Items from a figure collection
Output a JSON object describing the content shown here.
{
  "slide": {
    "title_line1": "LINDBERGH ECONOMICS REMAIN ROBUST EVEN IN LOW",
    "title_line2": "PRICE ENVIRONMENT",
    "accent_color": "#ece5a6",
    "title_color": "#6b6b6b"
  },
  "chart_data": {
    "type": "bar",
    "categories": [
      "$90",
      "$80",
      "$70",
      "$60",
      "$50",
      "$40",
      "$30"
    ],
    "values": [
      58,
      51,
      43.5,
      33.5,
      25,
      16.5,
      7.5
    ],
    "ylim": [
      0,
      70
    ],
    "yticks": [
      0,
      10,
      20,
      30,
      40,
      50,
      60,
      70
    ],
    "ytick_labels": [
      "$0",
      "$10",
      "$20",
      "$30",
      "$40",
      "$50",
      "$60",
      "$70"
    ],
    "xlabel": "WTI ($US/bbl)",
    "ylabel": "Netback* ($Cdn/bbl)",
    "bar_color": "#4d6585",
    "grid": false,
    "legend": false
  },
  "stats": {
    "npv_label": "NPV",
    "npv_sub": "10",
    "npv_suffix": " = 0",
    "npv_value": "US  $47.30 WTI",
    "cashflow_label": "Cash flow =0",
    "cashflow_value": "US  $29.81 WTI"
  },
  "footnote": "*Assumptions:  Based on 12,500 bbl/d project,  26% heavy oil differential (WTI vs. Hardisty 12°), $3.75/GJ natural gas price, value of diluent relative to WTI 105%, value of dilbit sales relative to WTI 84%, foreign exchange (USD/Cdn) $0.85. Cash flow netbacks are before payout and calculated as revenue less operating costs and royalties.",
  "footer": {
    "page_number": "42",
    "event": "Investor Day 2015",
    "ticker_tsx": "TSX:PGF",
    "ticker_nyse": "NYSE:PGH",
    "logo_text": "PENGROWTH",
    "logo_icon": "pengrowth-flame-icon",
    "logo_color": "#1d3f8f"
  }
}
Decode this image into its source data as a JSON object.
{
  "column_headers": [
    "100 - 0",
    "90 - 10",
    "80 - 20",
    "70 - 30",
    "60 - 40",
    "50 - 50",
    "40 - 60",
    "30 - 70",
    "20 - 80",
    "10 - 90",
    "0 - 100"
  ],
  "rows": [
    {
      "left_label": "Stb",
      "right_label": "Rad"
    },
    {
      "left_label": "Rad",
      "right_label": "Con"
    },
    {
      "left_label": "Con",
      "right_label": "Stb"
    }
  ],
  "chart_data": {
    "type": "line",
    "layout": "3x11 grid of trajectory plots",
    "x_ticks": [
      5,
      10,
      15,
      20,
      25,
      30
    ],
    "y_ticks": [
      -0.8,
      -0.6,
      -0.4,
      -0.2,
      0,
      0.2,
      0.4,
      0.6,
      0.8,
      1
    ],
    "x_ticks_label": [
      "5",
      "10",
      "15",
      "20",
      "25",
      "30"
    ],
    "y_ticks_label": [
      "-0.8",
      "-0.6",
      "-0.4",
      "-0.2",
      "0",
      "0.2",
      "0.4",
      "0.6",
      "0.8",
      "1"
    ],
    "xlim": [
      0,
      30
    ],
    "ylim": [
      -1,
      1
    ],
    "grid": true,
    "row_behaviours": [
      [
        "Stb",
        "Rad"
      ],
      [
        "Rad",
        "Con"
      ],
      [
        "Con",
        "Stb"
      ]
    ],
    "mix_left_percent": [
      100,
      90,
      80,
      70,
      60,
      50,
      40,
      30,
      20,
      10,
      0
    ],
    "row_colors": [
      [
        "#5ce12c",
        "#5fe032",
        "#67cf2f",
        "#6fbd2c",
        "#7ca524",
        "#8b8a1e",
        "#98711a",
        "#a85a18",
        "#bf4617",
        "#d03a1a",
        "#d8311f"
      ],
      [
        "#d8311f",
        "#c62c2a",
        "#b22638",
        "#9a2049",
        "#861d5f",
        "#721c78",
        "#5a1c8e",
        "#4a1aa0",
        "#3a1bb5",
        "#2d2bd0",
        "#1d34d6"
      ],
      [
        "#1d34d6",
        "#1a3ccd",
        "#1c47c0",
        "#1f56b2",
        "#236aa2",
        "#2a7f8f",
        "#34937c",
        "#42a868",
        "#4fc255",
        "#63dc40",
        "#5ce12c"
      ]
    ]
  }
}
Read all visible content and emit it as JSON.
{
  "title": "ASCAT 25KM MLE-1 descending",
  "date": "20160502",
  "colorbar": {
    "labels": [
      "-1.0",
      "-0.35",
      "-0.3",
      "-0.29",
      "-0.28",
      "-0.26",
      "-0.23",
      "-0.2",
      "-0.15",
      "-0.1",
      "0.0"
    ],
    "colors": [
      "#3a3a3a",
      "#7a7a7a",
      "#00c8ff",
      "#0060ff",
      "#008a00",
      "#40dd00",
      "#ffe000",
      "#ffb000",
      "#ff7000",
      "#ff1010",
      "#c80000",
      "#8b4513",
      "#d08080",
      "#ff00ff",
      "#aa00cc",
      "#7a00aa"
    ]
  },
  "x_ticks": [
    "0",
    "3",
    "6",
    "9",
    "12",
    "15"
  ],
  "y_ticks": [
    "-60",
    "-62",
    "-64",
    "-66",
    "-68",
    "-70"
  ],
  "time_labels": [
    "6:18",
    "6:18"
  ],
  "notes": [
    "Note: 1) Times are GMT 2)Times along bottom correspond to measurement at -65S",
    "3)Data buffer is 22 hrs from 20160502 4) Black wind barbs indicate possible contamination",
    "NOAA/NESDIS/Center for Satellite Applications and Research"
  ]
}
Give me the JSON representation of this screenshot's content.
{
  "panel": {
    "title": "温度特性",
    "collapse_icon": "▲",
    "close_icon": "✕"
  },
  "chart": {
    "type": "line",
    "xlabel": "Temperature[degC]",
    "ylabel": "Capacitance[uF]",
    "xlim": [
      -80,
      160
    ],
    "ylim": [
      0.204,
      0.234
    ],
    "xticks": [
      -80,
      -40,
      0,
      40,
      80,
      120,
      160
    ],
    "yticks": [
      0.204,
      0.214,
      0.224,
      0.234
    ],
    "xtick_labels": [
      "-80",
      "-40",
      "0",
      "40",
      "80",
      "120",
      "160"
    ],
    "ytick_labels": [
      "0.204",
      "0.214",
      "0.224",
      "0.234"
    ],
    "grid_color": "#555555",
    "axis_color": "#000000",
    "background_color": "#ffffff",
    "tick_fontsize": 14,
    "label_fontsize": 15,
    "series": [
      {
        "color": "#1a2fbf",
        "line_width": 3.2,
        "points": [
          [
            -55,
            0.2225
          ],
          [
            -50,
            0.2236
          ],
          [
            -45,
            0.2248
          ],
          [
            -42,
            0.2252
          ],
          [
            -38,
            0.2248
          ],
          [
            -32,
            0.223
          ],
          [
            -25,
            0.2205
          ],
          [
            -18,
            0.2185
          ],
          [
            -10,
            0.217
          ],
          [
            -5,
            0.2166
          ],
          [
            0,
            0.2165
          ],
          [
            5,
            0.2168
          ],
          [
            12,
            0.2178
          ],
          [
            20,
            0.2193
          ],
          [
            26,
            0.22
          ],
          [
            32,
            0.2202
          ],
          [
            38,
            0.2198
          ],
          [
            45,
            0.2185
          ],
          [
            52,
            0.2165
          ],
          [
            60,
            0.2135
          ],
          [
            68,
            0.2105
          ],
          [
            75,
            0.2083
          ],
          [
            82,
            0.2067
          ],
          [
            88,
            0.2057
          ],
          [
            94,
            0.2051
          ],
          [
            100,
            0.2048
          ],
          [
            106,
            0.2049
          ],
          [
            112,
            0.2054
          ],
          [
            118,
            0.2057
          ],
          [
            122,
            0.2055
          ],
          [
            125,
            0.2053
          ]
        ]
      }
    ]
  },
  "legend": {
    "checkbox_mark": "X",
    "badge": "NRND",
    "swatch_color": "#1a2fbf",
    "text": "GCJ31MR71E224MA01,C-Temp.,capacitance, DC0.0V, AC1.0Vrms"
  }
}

Task brief
Show all lines above holding "JSON".

Worked solution
Output a JSON object describing the content shown here.
Decode this image into its source data as a JSON object.
Read all visible content and emit it as JSON.
Give me the JSON representation of this screenshot's content.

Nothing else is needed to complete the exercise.